* _What the task asks_
Pick out the lines in the listing below that contain the word "Unidas" and copy them.

Data entries:
▬▬▬
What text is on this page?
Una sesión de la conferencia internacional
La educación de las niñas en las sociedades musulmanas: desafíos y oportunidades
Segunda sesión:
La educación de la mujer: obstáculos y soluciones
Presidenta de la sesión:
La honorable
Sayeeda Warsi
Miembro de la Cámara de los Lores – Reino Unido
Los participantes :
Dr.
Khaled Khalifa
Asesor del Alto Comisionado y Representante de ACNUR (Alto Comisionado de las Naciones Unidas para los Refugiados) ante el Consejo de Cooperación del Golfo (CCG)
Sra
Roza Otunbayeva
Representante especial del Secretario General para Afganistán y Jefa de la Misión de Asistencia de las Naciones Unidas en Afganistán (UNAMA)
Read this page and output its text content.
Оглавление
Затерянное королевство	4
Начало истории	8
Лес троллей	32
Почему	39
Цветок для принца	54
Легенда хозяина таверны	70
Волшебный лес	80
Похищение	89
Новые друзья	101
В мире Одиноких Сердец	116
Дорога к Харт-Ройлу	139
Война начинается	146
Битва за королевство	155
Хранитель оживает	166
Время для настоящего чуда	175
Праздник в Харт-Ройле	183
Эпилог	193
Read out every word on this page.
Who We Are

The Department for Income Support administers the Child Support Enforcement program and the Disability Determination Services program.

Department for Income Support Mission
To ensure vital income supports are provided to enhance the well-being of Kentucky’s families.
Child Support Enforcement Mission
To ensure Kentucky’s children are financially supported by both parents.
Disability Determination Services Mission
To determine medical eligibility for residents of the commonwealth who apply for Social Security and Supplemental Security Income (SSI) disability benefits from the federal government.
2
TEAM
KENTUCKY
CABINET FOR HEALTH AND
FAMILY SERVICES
▬▬▬
* _Output of the task_
Asesor del Alto Comisionado y Representante de ACNUR (Alto Comisionado de las Naciones Unidas para los Refugiados) ante el Consejo de Cooperación del Golfo (CCG)
Representante especial del Secretario General para Afganistán y Jefa de la Misión de Asistencia de las Naciones Unidas en Afganistán (UNAMA)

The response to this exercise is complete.